Copy out all of the material exactly.

→ Records provided:
####################
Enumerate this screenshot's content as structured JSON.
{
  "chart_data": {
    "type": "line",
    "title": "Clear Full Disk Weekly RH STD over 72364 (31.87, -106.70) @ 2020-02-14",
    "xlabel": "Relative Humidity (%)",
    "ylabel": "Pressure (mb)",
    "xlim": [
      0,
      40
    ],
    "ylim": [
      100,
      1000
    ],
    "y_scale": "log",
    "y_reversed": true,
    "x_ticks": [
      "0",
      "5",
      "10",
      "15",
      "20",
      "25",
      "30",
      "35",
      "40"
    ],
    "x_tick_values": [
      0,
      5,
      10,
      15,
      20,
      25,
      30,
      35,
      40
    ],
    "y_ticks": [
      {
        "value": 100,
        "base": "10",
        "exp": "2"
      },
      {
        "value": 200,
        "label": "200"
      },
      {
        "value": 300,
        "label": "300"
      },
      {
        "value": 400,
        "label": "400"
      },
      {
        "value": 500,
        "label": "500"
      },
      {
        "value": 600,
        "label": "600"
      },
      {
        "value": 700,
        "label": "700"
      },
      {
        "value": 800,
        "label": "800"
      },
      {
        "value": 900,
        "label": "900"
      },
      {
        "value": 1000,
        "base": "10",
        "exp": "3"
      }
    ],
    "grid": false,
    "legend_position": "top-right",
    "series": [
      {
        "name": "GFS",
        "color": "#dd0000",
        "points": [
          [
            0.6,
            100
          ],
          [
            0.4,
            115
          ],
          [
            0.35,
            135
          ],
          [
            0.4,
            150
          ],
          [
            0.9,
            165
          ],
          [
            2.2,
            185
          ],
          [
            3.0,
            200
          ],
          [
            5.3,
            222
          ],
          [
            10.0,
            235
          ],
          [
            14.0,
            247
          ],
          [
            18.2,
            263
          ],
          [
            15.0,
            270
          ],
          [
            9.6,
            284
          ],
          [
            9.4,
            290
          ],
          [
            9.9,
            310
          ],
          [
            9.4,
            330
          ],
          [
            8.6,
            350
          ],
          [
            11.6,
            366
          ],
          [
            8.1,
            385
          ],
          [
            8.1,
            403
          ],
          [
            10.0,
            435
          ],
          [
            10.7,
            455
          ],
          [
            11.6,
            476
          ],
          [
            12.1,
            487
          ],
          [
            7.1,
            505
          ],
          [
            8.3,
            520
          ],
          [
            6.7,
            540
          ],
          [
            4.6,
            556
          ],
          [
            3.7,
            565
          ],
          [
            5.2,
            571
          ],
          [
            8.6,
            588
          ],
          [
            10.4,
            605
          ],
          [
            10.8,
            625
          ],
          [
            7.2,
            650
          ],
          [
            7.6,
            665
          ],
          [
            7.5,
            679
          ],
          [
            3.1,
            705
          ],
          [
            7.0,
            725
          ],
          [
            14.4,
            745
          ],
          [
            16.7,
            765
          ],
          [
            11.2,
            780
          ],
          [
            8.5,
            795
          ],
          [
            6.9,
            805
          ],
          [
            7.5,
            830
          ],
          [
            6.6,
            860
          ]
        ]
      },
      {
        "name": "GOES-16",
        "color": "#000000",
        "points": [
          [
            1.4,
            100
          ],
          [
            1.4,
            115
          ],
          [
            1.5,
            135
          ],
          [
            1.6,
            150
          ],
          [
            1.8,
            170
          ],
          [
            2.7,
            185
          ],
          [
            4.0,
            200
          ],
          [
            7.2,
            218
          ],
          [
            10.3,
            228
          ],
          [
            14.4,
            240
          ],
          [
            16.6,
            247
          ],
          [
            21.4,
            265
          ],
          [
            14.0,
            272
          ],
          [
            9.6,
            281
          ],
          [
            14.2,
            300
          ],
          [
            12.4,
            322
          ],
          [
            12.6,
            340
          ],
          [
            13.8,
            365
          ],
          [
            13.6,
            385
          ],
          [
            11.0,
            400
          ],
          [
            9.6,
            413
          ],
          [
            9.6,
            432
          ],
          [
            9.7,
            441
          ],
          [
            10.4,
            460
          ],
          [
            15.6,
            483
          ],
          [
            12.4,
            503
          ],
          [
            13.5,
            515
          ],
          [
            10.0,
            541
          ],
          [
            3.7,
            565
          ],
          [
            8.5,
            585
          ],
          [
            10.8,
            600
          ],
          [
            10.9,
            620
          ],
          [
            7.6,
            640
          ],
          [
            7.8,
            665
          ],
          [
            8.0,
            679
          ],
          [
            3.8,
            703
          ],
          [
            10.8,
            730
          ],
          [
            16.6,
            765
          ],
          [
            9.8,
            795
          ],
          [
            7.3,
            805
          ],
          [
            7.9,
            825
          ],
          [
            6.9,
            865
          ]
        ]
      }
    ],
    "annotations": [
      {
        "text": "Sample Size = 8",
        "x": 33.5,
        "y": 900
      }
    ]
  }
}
####################
→ Correct response:
Enumerate this screenshot's content as structured JSON.
{
  "chart_data": {
    "type": "line",
    "title": "Clear Full Disk Weekly RH STD over 72364 (31.87, -106.70) @ 2020-02-14",
    "xlabel": "Relative Humidity (%)",
    "ylabel": "Pressure (mb)",
    "xlim": [
      0,
      40
    ],
    "ylim": [
      100,
      1000
    ],
    "y_scale": "log",
    "y_reversed": true,
    "x_ticks": [
      "0",
      "5",
      "10",
      "15",
      "20",
      "25",
      "30",
      "35",
      "40"
    ],
    "x_tick_values": [
      0,
      5,
      10,
      15,
      20,
      25,
      30,
      35,
      40
    ],
    "y_ticks": [
      {
        "value": 100,
        "base": "10",
        "exp": "2"
      },
      {
        "value": 200,
        "label": "200"
      },
      {
        "value": 300,
        "label": "300"
      },
      {
        "value": 400,
        "label": "400"
      },
      {
        "value": 500,
        "label": "500"
      },
      {
        "value": 600,
        "label": "600"
      },
      {
        "value": 700,
        "label": "700"
      },
      {
        "value": 800,
        "label": "800"
      },
      {
        "value": 900,
        "label": "900"
      },
      {
        "value": 1000,
        "base": "10",
        "exp": "3"
      }
    ],
    "grid": false,
    "legend_position": "top-right",
    "series": [
      {
        "name": "GFS",
        "color": "#dd0000",
        "points": [
          [
            0.6,
            100
          ],
          [
            0.4,
            115
          ],
          [
            0.35,
            135
          ],
          [
            0.4,
            150
          ],
          [
            0.9,
            165
          ],
          [
            2.2,
            185
          ],
          [
            3.0,
            200
          ],
          [
            5.3,
            222
          ],
          [
            10.0,
            235
          ],
          [
            14.0,
            247
          ],
          [
            18.2,
            263
          ],
          [
            15.0,
            270
          ],
          [
            9.6,
            284
          ],
          [
            9.4,
            290
          ],
          [
            9.9,
            310
          ],
          [
            9.4,
            330
          ],
          [
            8.6,
            350
          ],
          [
            11.6,
            366
          ],
          [
            8.1,
            385
          ],
          [
            8.1,
            403
          ],
          [
            10.0,
            435
          ],
          [
            10.7,
            455
          ],
          [
            11.6,
            476
          ],
          [
            12.1,
            487
          ],
          [
            7.1,
            505
          ],
          [
            8.3,
            520
          ],
          [
            6.7,
            540
          ],
          [
            4.6,
            556
          ],
          [
            3.7,
            565
          ],
          [
            5.2,
            571
          ],
          [
            8.6,
            588
          ],
          [
            10.4,
            605
          ],
          [
            10.8,
            625
          ],
          [
            7.2,
            650
          ],
          [
            7.6,
            665
          ],
          [
            7.5,
            679
          ],
          [
            3.1,
            705
          ],
          [
            7.0,
            725
          ],
          [
            14.4,
            745
          ],
          [
            16.7,
            765
          ],
          [
            11.2,
            780
          ],
          [
            8.5,
            795
          ],
          [
            6.9,
            805
          ],
          [
            7.5,
            830
          ],
          [
            6.6,
            860
          ]
        ]
      },
      {
        "name": "GOES-16",
        "color": "#000000",
        "points": [
          [
            1.4,
            100
          ],
          [
            1.4,
            115
          ],
          [
            1.5,
            135
          ],
          [
            1.6,
            150
          ],
          [
            1.8,
            170
          ],
          [
            2.7,
            185
          ],
          [
            4.0,
            200
          ],
          [
            7.2,
            218
          ],
          [
            10.3,
            228
          ],
          [
            14.4,
            240
          ],
          [
            16.6,
            247
          ],
          [
            21.4,
            265
          ],
          [
            14.0,
            272
          ],
          [
            9.6,
            281
          ],
          [
            14.2,
            300
          ],
          [
            12.4,
            322
          ],
          [
            12.6,
            340
          ],
          [
            13.8,
            365
          ],
          [
            13.6,
            385
          ],
          [
            11.0,
            400
          ],
          [
            9.6,
            413
          ],
          [
            9.6,
            432
          ],
          [
            9.7,
            441
          ],
          [
            10.4,
            460
          ],
          [
            15.6,
            483
          ],
          [
            12.4,
            503
          ],
          [
            13.5,
            515
          ],
          [
            10.0,
            541
          ],
          [
            3.7,
            565
          ],
          [
            8.5,
            585
          ],
          [
            10.8,
            600
          ],
          [
            10.9,
            620
          ],
          [
            7.6,
            640
          ],
          [
            7.8,
            665
          ],
          [
            8.0,
            679
          ],
          [
            3.8,
            703
          ],
          [
            10.8,
            730
          ],
          [
            16.6,
            765
          ],
          [
            9.8,
            795
          ],
          [
            7.3,
            805
          ],
          [
            7.9,
            825
          ],
          [
            6.9,
            865
          ]
        ]
      }
    ],
    "annotations": [
      {
        "text": "Sample Size = 8",
        "x": 33.5,
        "y": 900
      }
    ]
  }
}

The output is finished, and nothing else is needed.